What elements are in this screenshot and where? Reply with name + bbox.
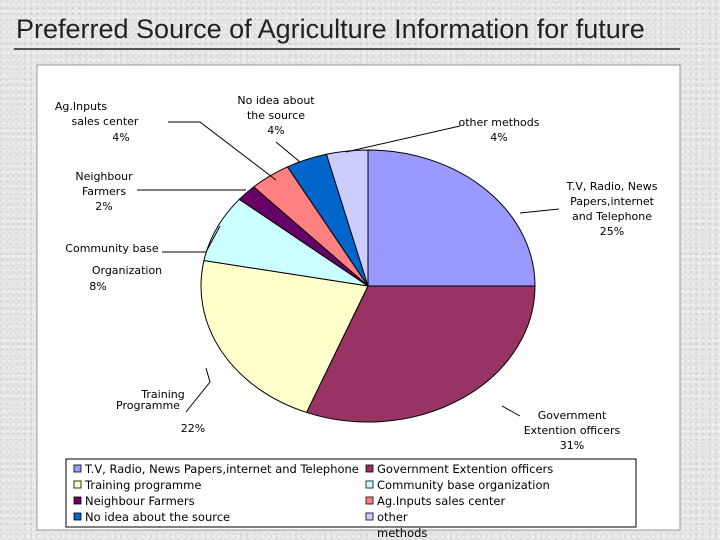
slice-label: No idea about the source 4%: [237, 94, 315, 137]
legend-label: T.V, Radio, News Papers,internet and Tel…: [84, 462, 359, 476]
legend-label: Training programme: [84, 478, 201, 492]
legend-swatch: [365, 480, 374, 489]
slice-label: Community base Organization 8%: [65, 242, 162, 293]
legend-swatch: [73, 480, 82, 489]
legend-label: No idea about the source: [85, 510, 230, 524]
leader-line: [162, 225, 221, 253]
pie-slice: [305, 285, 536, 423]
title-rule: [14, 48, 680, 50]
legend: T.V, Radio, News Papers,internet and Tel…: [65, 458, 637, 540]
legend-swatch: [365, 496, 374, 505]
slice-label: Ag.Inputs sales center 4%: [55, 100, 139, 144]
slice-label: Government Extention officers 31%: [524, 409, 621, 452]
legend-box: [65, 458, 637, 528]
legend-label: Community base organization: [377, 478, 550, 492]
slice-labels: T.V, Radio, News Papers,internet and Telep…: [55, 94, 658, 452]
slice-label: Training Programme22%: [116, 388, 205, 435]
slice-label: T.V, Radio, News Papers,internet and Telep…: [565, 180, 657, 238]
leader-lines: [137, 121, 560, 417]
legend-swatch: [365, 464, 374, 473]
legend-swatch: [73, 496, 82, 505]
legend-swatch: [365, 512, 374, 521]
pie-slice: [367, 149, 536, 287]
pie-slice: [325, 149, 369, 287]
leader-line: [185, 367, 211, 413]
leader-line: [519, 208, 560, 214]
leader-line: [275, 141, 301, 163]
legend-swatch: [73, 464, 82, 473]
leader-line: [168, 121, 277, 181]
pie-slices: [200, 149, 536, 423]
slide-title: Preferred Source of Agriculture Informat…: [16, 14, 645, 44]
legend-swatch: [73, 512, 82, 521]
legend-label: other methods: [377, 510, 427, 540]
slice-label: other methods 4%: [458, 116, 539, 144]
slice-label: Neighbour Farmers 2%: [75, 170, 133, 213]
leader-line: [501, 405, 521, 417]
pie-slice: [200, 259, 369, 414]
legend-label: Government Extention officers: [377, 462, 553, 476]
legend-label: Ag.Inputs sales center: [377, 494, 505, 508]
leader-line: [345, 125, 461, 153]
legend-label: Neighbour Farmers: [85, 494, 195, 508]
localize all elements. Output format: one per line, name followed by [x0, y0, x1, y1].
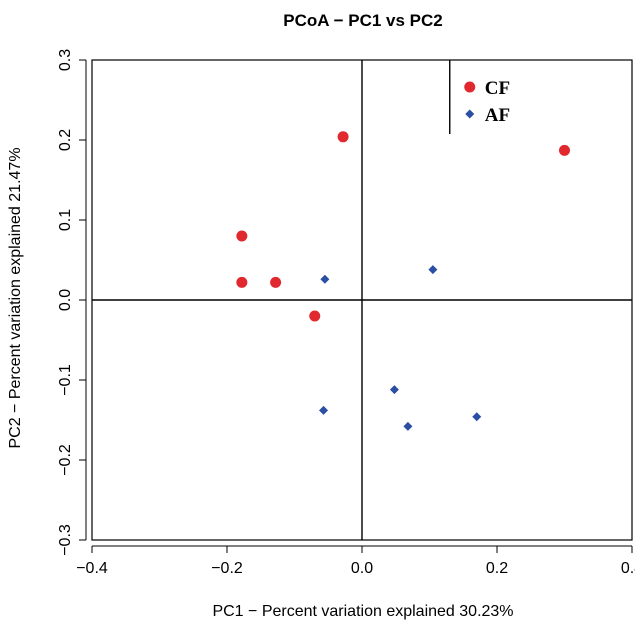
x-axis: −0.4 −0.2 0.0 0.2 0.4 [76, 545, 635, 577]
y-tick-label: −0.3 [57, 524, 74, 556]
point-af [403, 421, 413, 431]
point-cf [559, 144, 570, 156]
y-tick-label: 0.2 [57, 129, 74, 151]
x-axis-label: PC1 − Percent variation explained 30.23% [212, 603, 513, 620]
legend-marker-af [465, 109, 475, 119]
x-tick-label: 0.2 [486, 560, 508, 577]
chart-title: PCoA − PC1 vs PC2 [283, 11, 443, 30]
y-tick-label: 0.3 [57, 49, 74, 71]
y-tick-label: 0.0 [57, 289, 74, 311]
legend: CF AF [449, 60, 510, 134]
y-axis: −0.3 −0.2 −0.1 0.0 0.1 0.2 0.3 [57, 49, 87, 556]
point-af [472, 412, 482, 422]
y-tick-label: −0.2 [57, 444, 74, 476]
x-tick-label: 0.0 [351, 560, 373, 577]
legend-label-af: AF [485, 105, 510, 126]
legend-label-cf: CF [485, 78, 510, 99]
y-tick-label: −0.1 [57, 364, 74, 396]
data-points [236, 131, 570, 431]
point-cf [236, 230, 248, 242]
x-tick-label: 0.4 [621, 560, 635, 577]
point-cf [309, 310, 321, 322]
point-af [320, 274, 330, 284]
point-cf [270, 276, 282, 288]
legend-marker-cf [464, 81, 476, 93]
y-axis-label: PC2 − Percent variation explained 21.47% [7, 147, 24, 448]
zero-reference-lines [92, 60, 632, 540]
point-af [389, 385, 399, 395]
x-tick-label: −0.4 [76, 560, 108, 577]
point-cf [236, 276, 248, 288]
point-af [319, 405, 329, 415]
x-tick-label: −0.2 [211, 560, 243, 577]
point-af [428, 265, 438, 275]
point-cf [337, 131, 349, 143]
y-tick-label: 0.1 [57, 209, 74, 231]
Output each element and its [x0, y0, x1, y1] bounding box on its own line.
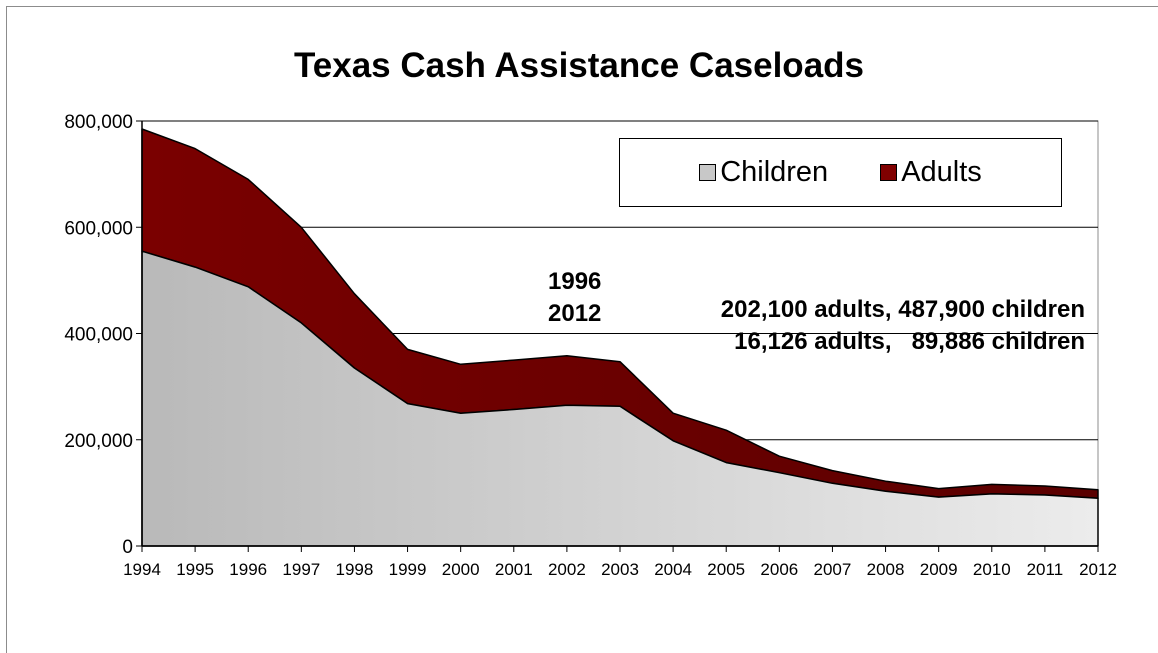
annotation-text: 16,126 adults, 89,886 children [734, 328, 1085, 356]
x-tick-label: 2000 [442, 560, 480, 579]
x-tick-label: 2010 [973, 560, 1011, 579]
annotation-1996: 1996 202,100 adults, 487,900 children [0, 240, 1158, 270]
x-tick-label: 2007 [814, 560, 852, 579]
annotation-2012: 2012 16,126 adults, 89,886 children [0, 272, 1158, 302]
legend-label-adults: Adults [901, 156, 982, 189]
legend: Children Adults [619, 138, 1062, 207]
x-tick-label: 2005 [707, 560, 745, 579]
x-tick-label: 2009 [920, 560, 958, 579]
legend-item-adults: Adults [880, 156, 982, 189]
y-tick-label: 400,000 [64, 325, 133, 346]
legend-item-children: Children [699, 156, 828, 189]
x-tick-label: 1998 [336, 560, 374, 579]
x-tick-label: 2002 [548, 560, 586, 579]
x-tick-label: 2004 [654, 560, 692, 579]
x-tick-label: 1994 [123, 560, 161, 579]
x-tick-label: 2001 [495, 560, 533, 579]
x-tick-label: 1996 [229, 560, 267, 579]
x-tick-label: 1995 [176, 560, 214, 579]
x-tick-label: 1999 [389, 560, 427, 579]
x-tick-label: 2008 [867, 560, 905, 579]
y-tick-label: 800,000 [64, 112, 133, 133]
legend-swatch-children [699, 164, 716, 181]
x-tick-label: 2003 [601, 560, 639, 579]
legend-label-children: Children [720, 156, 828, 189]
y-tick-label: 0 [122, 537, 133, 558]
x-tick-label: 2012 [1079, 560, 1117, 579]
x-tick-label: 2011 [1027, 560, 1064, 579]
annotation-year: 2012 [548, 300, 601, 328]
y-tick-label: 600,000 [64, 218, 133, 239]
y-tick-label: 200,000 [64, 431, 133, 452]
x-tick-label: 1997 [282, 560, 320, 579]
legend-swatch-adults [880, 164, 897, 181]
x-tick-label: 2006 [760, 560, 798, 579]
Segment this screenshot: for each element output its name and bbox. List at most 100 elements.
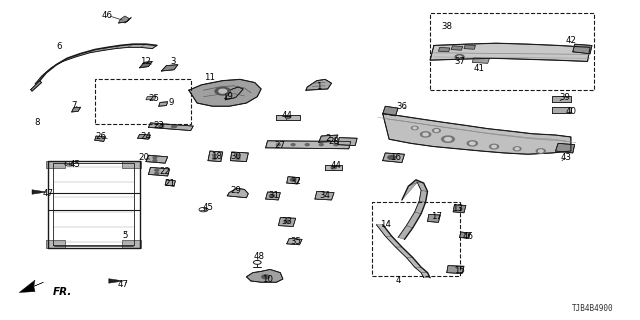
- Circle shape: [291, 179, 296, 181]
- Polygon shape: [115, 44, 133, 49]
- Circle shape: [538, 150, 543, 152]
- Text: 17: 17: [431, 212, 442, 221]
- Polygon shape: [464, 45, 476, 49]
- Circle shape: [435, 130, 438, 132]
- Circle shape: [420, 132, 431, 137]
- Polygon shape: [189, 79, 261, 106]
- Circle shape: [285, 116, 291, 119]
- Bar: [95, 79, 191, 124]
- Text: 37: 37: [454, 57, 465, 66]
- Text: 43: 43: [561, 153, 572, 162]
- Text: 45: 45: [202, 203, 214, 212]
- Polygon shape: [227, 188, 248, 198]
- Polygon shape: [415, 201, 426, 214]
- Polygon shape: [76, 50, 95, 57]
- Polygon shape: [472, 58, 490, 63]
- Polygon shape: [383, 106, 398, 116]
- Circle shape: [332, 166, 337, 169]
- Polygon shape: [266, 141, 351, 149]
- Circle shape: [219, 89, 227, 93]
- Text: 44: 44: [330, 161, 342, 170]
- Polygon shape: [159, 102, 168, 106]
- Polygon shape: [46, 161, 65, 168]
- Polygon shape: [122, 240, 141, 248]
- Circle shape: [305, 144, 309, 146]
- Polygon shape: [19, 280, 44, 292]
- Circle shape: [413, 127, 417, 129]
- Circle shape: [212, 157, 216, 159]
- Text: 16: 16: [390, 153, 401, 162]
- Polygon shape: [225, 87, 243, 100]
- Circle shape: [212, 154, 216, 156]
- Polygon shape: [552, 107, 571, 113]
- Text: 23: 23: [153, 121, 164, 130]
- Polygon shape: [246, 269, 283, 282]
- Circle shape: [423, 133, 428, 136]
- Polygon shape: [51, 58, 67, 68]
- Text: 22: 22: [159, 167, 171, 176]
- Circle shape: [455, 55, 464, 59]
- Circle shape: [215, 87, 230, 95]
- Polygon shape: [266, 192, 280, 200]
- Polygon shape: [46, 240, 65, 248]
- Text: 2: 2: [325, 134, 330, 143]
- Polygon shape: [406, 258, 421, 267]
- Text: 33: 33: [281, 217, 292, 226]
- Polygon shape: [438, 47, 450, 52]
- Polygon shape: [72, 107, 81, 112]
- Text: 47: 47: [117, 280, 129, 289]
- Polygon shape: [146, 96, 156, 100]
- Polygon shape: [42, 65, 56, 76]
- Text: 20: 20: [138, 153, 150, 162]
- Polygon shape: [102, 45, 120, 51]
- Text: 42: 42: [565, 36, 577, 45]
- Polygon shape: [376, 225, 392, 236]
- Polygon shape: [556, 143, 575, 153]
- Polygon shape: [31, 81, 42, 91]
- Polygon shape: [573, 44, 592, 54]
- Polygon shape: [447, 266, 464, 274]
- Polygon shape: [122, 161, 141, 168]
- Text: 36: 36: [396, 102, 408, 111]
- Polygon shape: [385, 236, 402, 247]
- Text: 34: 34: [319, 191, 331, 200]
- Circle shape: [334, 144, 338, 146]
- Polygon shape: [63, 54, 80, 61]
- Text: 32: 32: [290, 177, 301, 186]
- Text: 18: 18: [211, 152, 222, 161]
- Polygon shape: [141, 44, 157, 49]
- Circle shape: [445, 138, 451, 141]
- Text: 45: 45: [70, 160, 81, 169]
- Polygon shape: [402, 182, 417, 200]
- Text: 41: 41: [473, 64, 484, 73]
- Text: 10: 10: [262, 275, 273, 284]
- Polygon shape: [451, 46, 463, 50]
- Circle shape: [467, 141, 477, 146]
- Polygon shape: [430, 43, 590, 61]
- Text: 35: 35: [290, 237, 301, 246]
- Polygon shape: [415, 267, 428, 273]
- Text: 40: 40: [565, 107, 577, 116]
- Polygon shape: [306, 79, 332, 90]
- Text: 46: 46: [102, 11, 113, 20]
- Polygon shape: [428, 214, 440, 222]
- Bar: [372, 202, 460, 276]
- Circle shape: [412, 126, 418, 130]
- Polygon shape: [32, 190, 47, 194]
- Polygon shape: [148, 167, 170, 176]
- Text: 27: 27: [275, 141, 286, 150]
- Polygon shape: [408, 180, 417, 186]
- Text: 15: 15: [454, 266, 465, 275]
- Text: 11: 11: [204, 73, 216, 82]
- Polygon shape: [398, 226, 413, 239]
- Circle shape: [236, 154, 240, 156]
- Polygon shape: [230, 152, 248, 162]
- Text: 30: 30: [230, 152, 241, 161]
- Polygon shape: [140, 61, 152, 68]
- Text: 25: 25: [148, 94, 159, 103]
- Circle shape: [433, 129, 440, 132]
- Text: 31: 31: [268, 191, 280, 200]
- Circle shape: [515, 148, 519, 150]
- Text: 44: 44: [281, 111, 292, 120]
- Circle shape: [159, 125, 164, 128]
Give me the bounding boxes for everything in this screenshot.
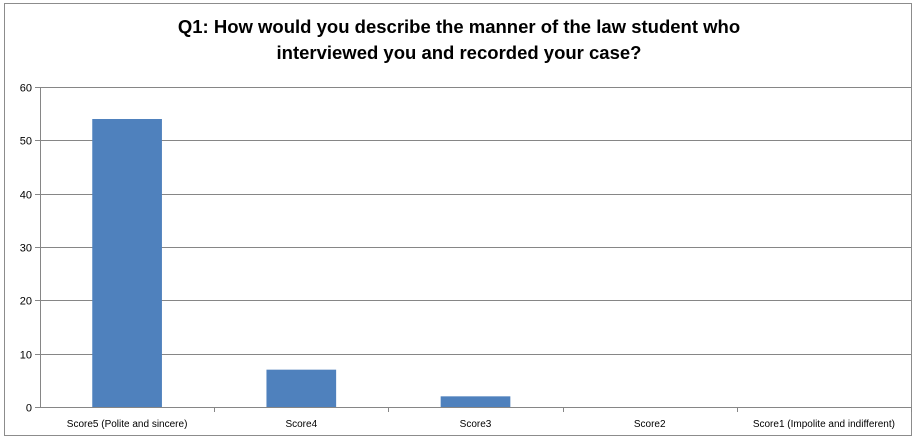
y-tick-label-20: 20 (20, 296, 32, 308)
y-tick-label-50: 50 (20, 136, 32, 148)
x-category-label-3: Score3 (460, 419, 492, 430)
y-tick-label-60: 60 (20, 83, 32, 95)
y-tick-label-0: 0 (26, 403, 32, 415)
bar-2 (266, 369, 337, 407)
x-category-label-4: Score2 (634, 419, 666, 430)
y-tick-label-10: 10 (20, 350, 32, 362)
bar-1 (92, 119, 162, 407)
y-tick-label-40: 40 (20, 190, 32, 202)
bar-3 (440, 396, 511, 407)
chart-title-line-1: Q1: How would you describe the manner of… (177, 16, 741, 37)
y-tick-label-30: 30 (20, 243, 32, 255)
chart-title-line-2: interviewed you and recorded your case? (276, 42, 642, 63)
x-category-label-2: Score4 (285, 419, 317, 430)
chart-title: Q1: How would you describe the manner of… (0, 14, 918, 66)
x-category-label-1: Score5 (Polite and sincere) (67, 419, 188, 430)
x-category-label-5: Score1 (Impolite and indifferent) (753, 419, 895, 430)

== == ==

Please locate every line in the material that contains the string "annotation" and copy each of those lines out.

annotation-text: 16,126 adults, 89,886 children [734, 328, 1085, 356]
annotation-1996: 1996 202,100 adults, 487,900 children [0, 240, 1158, 270]
annotation-2012: 2012 16,126 adults, 89,886 children [0, 272, 1158, 302]
annotation-year: 2012 [548, 300, 601, 328]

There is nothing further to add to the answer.